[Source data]
= = = = = = =

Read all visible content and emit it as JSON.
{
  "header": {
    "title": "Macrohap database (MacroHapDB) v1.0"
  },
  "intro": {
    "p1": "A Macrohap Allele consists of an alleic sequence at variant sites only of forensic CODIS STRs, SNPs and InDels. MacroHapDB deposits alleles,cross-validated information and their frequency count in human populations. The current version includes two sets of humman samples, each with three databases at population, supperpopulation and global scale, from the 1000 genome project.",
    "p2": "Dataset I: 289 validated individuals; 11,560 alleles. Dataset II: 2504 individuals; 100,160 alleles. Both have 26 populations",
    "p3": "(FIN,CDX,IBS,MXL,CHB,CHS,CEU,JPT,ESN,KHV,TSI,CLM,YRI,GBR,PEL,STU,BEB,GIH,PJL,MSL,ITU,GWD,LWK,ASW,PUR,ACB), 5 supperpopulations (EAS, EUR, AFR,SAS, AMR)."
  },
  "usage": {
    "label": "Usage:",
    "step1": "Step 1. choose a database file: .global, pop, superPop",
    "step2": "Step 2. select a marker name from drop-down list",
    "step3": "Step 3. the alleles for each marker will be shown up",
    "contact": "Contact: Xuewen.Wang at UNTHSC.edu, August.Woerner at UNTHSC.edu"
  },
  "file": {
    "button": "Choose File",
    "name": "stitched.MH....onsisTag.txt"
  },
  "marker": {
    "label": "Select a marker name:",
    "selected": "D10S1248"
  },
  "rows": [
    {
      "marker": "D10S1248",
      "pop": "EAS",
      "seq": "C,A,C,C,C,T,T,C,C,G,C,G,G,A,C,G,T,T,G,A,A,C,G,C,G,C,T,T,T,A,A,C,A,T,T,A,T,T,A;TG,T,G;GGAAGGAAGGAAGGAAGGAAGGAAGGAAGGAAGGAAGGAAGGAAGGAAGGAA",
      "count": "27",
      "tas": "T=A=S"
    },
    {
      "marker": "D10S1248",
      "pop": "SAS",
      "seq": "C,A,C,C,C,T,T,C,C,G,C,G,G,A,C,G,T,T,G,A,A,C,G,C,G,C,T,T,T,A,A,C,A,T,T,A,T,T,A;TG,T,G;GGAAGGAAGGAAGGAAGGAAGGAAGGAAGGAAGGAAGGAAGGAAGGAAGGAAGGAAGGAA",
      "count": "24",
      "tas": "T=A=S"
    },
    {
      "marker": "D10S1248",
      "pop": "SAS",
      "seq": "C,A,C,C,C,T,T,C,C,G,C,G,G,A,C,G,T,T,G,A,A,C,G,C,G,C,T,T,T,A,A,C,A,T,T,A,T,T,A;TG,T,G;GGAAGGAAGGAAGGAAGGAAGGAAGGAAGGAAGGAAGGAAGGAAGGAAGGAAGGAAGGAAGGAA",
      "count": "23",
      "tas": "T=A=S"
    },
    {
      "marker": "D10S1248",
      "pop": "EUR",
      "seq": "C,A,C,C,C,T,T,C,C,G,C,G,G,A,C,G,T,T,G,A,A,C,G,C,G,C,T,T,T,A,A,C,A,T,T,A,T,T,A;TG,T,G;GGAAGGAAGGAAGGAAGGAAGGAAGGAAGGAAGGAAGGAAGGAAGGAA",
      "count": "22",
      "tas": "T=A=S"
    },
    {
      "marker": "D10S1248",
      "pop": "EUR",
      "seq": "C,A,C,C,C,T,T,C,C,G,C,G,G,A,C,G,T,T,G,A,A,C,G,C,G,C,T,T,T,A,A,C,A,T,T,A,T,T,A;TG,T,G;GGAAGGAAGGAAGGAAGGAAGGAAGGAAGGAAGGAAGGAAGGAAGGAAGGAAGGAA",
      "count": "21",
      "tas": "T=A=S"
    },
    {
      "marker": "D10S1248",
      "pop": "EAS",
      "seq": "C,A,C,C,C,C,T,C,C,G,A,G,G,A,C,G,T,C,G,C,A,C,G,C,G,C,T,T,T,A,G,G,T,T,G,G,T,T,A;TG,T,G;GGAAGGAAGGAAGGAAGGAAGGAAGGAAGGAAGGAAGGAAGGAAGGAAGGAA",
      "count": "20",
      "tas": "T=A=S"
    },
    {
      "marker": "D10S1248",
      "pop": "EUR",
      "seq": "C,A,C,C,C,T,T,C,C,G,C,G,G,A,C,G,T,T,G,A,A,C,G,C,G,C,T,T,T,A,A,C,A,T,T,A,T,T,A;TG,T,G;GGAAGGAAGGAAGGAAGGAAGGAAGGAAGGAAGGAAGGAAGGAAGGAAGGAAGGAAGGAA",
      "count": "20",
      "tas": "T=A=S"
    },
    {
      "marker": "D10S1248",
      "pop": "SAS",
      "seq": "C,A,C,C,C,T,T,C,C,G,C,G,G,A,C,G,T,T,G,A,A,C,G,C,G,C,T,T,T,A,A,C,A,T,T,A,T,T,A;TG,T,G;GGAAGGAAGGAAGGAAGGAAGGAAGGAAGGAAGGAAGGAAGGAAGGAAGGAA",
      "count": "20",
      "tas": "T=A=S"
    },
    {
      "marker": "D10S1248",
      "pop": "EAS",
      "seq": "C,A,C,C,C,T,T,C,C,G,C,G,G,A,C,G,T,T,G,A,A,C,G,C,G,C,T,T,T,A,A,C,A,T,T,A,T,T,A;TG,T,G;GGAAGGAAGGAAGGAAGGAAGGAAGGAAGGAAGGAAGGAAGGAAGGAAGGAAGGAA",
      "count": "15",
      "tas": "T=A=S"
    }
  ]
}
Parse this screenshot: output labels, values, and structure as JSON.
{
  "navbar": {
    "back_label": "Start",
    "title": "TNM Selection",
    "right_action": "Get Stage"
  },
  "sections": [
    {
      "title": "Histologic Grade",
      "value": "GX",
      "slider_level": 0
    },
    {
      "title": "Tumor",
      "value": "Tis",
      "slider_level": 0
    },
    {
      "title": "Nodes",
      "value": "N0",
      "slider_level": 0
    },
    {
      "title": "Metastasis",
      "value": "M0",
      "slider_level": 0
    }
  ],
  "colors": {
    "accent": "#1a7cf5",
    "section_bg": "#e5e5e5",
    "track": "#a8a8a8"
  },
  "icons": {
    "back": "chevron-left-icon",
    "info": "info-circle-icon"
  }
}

= = = = = = =

=== Activity ===
In full and verbatim, repeat the records given above.

=== Problem solution ===
Read all visible content and emit it as JSON.
{
  "header": {
    "title": "Macrohap database (MacroHapDB) v1.0"
  },
  "intro": {
    "p1": "A Macrohap Allele consists of an alleic sequence at variant sites only of forensic CODIS STRs, SNPs and InDels. MacroHapDB deposits alleles,cross-validated information and their frequency count in human populations. The current version includes two sets of humman samples, each with three databases at population, supperpopulation and global scale, from the 1000 genome project.",
    "p2": "Dataset I: 289 validated individuals; 11,560 alleles. Dataset II: 2504 individuals; 100,160 alleles. Both have 26 populations",
    "p3": "(FIN,CDX,IBS,MXL,CHB,CHS,CEU,JPT,ESN,KHV,TSI,CLM,YRI,GBR,PEL,STU,BEB,GIH,PJL,MSL,ITU,GWD,LWK,ASW,PUR,ACB), 5 supperpopulations (EAS, EUR, AFR,SAS, AMR)."
  },
  "usage": {
    "label": "Usage:",
    "step1": "Step 1. choose a database file: .global, pop, superPop",
    "step2": "Step 2. select a marker name from drop-down list",
    "step3": "Step 3. the alleles for each marker will be shown up",
    "contact": "Contact: Xuewen.Wang at UNTHSC.edu, August.Woerner at UNTHSC.edu"
  },
  "file": {
    "button": "Choose File",
    "name": "stitched.MH....onsisTag.txt"
  },
  "marker": {
    "label": "Select a marker name:",
    "selected": "D10S1248"
  },
  "rows": [
    {
      "marker": "D10S1248",
      "pop": "EAS",
      "seq": "C,A,C,C,C,T,T,C,C,G,C,G,G,A,C,G,T,T,G,A,A,C,G,C,G,C,T,T,T,A,A,C,A,T,T,A,T,T,A;TG,T,G;GGAAGGAAGGAAGGAAGGAAGGAAGGAAGGAAGGAAGGAAGGAAGGAAGGAA",
      "count": "27",
      "tas": "T=A=S"
    },
    {
      "marker": "D10S1248",
      "pop": "SAS",
      "seq": "C,A,C,C,C,T,T,C,C,G,C,G,G,A,C,G,T,T,G,A,A,C,G,C,G,C,T,T,T,A,A,C,A,T,T,A,T,T,A;TG,T,G;GGAAGGAAGGAAGGAAGGAAGGAAGGAAGGAAGGAAGGAAGGAAGGAAGGAAGGAAGGAA",
      "count": "24",
      "tas": "T=A=S"
    },
    {
      "marker": "D10S1248",
      "pop": "SAS",
      "seq": "C,A,C,C,C,T,T,C,C,G,C,G,G,A,C,G,T,T,G,A,A,C,G,C,G,C,T,T,T,A,A,C,A,T,T,A,T,T,A;TG,T,G;GGAAGGAAGGAAGGAAGGAAGGAAGGAAGGAAGGAAGGAAGGAAGGAAGGAAGGAAGGAAGGAA",
      "count": "23",
      "tas": "T=A=S"
    },
    {
      "marker": "D10S1248",
      "pop": "EUR",
      "seq": "C,A,C,C,C,T,T,C,C,G,C,G,G,A,C,G,T,T,G,A,A,C,G,C,G,C,T,T,T,A,A,C,A,T,T,A,T,T,A;TG,T,G;GGAAGGAAGGAAGGAAGGAAGGAAGGAAGGAAGGAAGGAAGGAAGGAA",
      "count": "22",
      "tas": "T=A=S"
    },
    {
      "marker": "D10S1248",
      "pop": "EUR",
      "seq": "C,A,C,C,C,T,T,C,C,G,C,G,G,A,C,G,T,T,G,A,A,C,G,C,G,C,T,T,T,A,A,C,A,T,T,A,T,T,A;TG,T,G;GGAAGGAAGGAAGGAAGGAAGGAAGGAAGGAAGGAAGGAAGGAAGGAAGGAAGGAA",
      "count": "21",
      "tas": "T=A=S"
    },
    {
      "marker": "D10S1248",
      "pop": "EAS",
      "seq": "C,A,C,C,C,C,T,C,C,G,A,G,G,A,C,G,T,C,G,C,A,C,G,C,G,C,T,T,T,A,G,G,T,T,G,G,T,T,A;TG,T,G;GGAAGGAAGGAAGGAAGGAAGGAAGGAAGGAAGGAAGGAAGGAAGGAAGGAA",
      "count": "20",
      "tas": "T=A=S"
    },
    {
      "marker": "D10S1248",
      "pop": "EUR",
      "seq": "C,A,C,C,C,T,T,C,C,G,C,G,G,A,C,G,T,T,G,A,A,C,G,C,G,C,T,T,T,A,A,C,A,T,T,A,T,T,A;TG,T,G;GGAAGGAAGGAAGGAAGGAAGGAAGGAAGGAAGGAAGGAAGGAAGGAAGGAAGGAAGGAA",
      "count": "20",
      "tas": "T=A=S"
    },
    {
      "marker": "D10S1248",
      "pop": "SAS",
      "seq": "C,A,C,C,C,T,T,C,C,G,C,G,G,A,C,G,T,T,G,A,A,C,G,C,G,C,T,T,T,A,A,C,A,T,T,A,T,T,A;TG,T,G;GGAAGGAAGGAAGGAAGGAAGGAAGGAAGGAAGGAAGGAAGGAAGGAAGGAA",
      "count": "20",
      "tas": "T=A=S"
    },
    {
      "marker": "D10S1248",
      "pop": "EAS",
      "seq": "C,A,C,C,C,T,T,C,C,G,C,G,G,A,C,G,T,T,G,A,A,C,G,C,G,C,T,T,T,A,A,C,A,T,T,A,T,T,A;TG,T,G;GGAAGGAAGGAAGGAAGGAAGGAAGGAAGGAAGGAAGGAAGGAAGGAAGGAAGGAA",
      "count": "15",
      "tas": "T=A=S"
    }
  ]
}
Parse this screenshot: output labels, values, and structure as JSON.
{
  "navbar": {
    "back_label": "Start",
    "title": "TNM Selection",
    "right_action": "Get Stage"
  },
  "sections": [
    {
      "title": "Histologic Grade",
      "value": "GX",
      "slider_level": 0
    },
    {
      "title": "Tumor",
      "value": "Tis",
      "slider_level": 0
    },
    {
      "title": "Nodes",
      "value": "N0",
      "slider_level": 0
    },
    {
      "title": "Metastasis",
      "value": "M0",
      "slider_level": 0
    }
  ],
  "colors": {
    "accent": "#1a7cf5",
    "section_bg": "#e5e5e5",
    "track": "#a8a8a8"
  },
  "icons": {
    "back": "chevron-left-icon",
    "info": "info-circle-icon"
  }
}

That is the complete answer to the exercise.